### EXERCISE AIM:
Repeat every record below exactly as it appears.

[Figure record extracts]
# # # # #

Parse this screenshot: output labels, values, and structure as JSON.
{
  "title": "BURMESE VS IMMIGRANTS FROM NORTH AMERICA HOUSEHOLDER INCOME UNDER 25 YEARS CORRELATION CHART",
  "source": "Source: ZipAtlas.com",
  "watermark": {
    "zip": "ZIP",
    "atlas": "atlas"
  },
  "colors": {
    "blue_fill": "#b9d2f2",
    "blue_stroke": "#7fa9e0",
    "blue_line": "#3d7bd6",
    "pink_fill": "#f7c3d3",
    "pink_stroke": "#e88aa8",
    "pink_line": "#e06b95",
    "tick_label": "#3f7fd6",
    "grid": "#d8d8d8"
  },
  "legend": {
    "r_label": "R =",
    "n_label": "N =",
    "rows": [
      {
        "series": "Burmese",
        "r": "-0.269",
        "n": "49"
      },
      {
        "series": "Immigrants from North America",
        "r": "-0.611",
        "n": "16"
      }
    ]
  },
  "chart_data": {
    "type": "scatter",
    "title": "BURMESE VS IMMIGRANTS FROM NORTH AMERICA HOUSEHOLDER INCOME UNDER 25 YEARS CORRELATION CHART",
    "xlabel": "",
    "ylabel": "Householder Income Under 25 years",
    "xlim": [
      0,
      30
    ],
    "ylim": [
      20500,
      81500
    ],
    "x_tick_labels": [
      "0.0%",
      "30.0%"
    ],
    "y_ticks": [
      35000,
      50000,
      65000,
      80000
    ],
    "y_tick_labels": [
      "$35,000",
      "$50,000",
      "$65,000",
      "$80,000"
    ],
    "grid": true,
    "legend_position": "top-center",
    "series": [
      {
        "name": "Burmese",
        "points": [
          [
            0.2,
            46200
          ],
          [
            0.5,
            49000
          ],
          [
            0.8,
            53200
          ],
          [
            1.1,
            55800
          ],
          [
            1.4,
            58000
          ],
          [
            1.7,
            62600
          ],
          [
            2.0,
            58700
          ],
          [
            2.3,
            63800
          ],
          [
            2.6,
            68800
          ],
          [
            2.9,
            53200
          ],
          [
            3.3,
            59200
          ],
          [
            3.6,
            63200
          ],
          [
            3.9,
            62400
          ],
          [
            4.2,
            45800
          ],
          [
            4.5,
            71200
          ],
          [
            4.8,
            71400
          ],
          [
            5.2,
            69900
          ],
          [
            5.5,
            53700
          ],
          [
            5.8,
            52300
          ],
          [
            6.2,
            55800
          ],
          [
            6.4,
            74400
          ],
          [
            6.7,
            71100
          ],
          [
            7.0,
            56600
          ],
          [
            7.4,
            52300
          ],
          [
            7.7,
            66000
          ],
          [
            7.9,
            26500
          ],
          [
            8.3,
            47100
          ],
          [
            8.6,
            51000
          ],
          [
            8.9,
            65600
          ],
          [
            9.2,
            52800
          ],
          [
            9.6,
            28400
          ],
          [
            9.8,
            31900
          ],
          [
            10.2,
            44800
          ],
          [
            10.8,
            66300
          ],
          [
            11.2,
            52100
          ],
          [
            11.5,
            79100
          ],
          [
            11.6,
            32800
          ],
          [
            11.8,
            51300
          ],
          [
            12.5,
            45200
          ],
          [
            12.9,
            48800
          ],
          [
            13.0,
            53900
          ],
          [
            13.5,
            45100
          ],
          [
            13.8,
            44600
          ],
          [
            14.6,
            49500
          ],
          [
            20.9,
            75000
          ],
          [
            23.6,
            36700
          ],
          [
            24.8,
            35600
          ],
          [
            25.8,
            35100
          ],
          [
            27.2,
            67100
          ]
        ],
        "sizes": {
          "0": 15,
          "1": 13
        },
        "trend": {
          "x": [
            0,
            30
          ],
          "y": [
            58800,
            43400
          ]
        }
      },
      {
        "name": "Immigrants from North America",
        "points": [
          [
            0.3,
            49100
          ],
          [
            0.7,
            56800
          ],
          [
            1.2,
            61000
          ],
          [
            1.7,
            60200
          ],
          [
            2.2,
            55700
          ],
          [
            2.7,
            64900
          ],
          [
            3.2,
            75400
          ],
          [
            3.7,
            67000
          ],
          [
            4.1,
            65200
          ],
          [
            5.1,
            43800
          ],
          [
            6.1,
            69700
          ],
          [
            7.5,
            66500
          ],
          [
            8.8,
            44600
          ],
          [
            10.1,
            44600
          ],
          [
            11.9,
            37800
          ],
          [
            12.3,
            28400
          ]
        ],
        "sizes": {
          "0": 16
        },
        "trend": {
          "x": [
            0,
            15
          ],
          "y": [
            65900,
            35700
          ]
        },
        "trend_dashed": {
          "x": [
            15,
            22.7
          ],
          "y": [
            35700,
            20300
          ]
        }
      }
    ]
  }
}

# # # # #

### RESPONSE FOR THIS EXERCISE:
Parse this screenshot: output labels, values, and structure as JSON.
{
  "title": "BURMESE VS IMMIGRANTS FROM NORTH AMERICA HOUSEHOLDER INCOME UNDER 25 YEARS CORRELATION CHART",
  "source": "Source: ZipAtlas.com",
  "watermark": {
    "zip": "ZIP",
    "atlas": "atlas"
  },
  "colors": {
    "blue_fill": "#b9d2f2",
    "blue_stroke": "#7fa9e0",
    "blue_line": "#3d7bd6",
    "pink_fill": "#f7c3d3",
    "pink_stroke": "#e88aa8",
    "pink_line": "#e06b95",
    "tick_label": "#3f7fd6",
    "grid": "#d8d8d8"
  },
  "legend": {
    "r_label": "R =",
    "n_label": "N =",
    "rows": [
      {
        "series": "Burmese",
        "r": "-0.269",
        "n": "49"
      },
      {
        "series": "Immigrants from North America",
        "r": "-0.611",
        "n": "16"
      }
    ]
  },
  "chart_data": {
    "type": "scatter",
    "title": "BURMESE VS IMMIGRANTS FROM NORTH AMERICA HOUSEHOLDER INCOME UNDER 25 YEARS CORRELATION CHART",
    "xlabel": "",
    "ylabel": "Householder Income Under 25 years",
    "xlim": [
      0,
      30
    ],
    "ylim": [
      20500,
      81500
    ],
    "x_tick_labels": [
      "0.0%",
      "30.0%"
    ],
    "y_ticks": [
      35000,
      50000,
      65000,
      80000
    ],
    "y_tick_labels": [
      "$35,000",
      "$50,000",
      "$65,000",
      "$80,000"
    ],
    "grid": true,
    "legend_position": "top-center",
    "series": [
      {
        "name": "Burmese",
        "points": [
          [
            0.2,
            46200
          ],
          [
            0.5,
            49000
          ],
          [
            0.8,
            53200
          ],
          [
            1.1,
            55800
          ],
          [
            1.4,
            58000
          ],
          [
            1.7,
            62600
          ],
          [
            2.0,
            58700
          ],
          [
            2.3,
            63800
          ],
          [
            2.6,
            68800
          ],
          [
            2.9,
            53200
          ],
          [
            3.3,
            59200
          ],
          [
            3.6,
            63200
          ],
          [
            3.9,
            62400
          ],
          [
            4.2,
            45800
          ],
          [
            4.5,
            71200
          ],
          [
            4.8,
            71400
          ],
          [
            5.2,
            69900
          ],
          [
            5.5,
            53700
          ],
          [
            5.8,
            52300
          ],
          [
            6.2,
            55800
          ],
          [
            6.4,
            74400
          ],
          [
            6.7,
            71100
          ],
          [
            7.0,
            56600
          ],
          [
            7.4,
            52300
          ],
          [
            7.7,
            66000
          ],
          [
            7.9,
            26500
          ],
          [
            8.3,
            47100
          ],
          [
            8.6,
            51000
          ],
          [
            8.9,
            65600
          ],
          [
            9.2,
            52800
          ],
          [
            9.6,
            28400
          ],
          [
            9.8,
            31900
          ],
          [
            10.2,
            44800
          ],
          [
            10.8,
            66300
          ],
          [
            11.2,
            52100
          ],
          [
            11.5,
            79100
          ],
          [
            11.6,
            32800
          ],
          [
            11.8,
            51300
          ],
          [
            12.5,
            45200
          ],
          [
            12.9,
            48800
          ],
          [
            13.0,
            53900
          ],
          [
            13.5,
            45100
          ],
          [
            13.8,
            44600
          ],
          [
            14.6,
            49500
          ],
          [
            20.9,
            75000
          ],
          [
            23.6,
            36700
          ],
          [
            24.8,
            35600
          ],
          [
            25.8,
            35100
          ],
          [
            27.2,
            67100
          ]
        ],
        "sizes": {
          "0": 15,
          "1": 13
        },
        "trend": {
          "x": [
            0,
            30
          ],
          "y": [
            58800,
            43400
          ]
        }
      },
      {
        "name": "Immigrants from North America",
        "points": [
          [
            0.3,
            49100
          ],
          [
            0.7,
            56800
          ],
          [
            1.2,
            61000
          ],
          [
            1.7,
            60200
          ],
          [
            2.2,
            55700
          ],
          [
            2.7,
            64900
          ],
          [
            3.2,
            75400
          ],
          [
            3.7,
            67000
          ],
          [
            4.1,
            65200
          ],
          [
            5.1,
            43800
          ],
          [
            6.1,
            69700
          ],
          [
            7.5,
            66500
          ],
          [
            8.8,
            44600
          ],
          [
            10.1,
            44600
          ],
          [
            11.9,
            37800
          ],
          [
            12.3,
            28400
          ]
        ],
        "sizes": {
          "0": 16
        },
        "trend": {
          "x": [
            0,
            15
          ],
          "y": [
            65900,
            35700
          ]
        },
        "trend_dashed": {
          "x": [
            15,
            22.7
          ],
          "y": [
            35700,
            20300
          ]
        }
      }
    ]
  }
}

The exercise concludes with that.